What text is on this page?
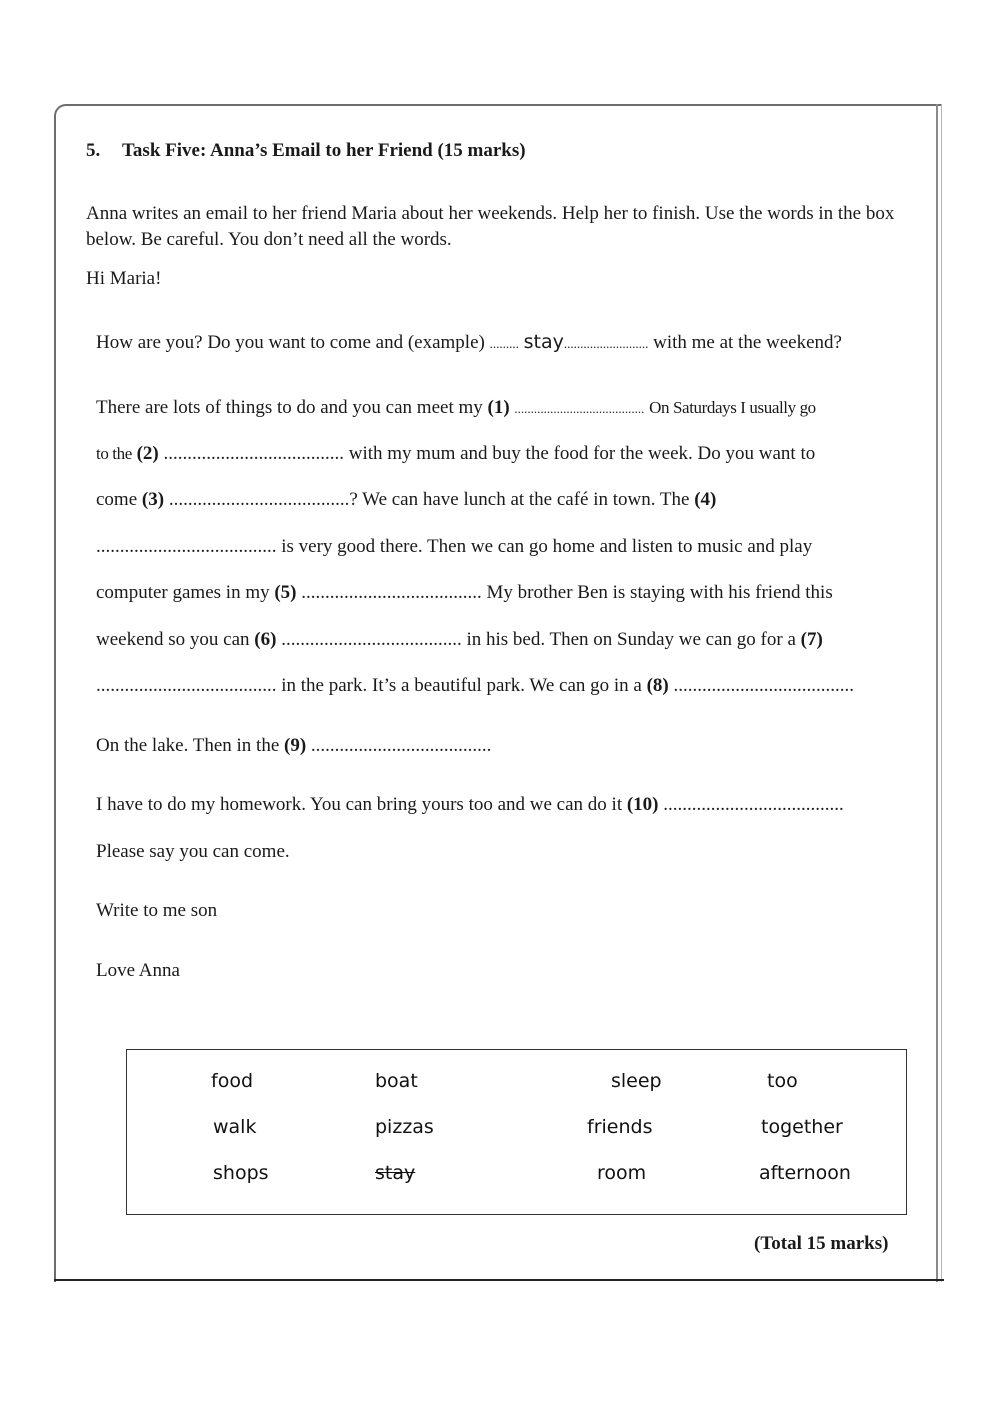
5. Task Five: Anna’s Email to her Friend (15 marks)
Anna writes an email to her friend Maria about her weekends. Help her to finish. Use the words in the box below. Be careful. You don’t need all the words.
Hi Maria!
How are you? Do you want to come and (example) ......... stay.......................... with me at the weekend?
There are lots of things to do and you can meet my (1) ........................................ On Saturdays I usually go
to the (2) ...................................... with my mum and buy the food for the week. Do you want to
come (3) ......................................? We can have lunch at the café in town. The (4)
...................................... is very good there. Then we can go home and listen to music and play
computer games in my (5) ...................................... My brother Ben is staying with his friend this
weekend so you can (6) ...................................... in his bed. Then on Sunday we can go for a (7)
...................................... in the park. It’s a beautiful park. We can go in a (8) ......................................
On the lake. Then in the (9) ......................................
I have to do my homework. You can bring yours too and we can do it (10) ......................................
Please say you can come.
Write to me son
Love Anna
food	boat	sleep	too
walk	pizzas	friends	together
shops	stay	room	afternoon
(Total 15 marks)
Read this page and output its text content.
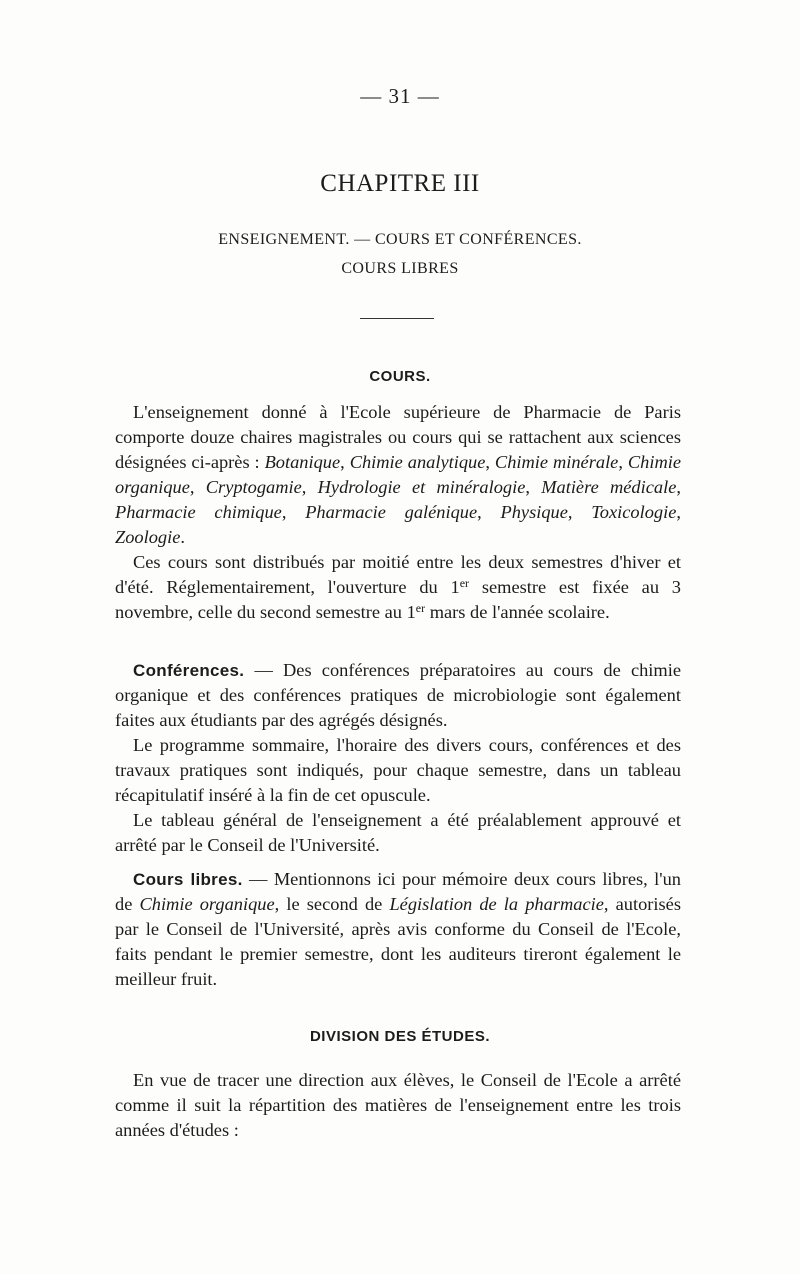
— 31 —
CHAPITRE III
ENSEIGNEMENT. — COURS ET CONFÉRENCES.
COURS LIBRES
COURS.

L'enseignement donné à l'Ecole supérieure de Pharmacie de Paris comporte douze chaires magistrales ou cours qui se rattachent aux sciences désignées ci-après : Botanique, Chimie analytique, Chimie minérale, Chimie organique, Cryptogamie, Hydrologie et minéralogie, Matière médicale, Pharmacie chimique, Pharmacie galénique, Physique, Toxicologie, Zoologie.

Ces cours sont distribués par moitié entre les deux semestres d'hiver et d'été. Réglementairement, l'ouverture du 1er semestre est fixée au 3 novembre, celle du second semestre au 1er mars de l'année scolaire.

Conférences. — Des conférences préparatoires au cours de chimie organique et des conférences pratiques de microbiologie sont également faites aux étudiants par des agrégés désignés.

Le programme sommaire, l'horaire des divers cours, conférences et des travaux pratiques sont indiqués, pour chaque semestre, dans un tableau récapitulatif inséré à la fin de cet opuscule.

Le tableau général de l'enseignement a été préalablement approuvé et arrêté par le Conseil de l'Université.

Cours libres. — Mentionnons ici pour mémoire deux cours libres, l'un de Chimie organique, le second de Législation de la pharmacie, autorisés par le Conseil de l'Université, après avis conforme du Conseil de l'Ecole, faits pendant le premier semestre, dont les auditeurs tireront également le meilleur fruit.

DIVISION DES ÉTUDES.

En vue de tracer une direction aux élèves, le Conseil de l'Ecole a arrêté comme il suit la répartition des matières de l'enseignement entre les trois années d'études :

++++

• Challenge: Locate the word "deux" in the entries, and copy every line where it is found.

• The solution:
Ces cours sont distribués par moitié entre les deux semestres d'hiver et d'été. Réglementairement, l'ouverture du 1er semestre est fixée au 3 novembre, celle du second semestre au 1er mars de l'année scolaire.
Cours libres. — Mentionnons ici pour mémoire deux cours libres, l'un de Chimie organique, le second de Législation de la pharmacie, autorisés par le Conseil de l'Université, après avis conforme du Conseil de l'Ecole, faits pendant le premier semestre, dont les auditeurs tireront également le meilleur fruit.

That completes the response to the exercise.